++++ Provided entries

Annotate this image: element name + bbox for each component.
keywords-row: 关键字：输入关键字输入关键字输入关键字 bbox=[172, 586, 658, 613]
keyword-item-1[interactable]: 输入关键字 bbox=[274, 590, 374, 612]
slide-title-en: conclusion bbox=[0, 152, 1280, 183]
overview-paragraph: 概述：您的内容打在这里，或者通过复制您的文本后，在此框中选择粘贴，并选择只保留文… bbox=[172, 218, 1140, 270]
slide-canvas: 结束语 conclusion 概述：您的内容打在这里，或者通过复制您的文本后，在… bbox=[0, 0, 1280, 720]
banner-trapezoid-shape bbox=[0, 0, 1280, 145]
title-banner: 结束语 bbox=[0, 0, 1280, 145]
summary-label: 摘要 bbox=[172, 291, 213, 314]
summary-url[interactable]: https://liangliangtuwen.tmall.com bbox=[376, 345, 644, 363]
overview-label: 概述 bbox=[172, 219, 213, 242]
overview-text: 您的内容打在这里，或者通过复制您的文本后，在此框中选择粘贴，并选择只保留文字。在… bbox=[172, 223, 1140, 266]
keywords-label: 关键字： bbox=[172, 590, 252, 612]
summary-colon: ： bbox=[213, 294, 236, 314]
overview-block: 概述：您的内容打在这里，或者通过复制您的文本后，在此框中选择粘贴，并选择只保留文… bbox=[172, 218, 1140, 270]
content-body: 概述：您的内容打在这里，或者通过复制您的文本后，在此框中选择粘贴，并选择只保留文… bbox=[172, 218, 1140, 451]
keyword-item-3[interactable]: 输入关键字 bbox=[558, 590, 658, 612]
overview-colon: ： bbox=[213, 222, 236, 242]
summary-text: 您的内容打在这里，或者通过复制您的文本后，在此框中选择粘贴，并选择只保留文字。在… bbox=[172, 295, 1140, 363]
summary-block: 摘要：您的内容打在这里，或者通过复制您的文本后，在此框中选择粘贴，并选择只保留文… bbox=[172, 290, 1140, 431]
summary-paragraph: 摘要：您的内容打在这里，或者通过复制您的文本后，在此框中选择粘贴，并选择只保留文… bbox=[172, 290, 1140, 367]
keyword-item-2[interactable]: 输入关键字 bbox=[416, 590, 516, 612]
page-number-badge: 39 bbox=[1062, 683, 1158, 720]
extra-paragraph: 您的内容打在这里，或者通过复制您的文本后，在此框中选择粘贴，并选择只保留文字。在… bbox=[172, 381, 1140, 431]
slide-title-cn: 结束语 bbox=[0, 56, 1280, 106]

++++++++

## [Goal]
Gather every row above that contains the string "interactable", and copy each of those rows in full. Case counts when matching.

## [Response to the exercise]
keyword-item-1[interactable]: 输入关键字 bbox=[274, 590, 374, 612]
summary-url[interactable]: https://liangliangtuwen.tmall.com bbox=[376, 345, 644, 363]
keyword-item-3[interactable]: 输入关键字 bbox=[558, 590, 658, 612]
keyword-item-2[interactable]: 输入关键字 bbox=[416, 590, 516, 612]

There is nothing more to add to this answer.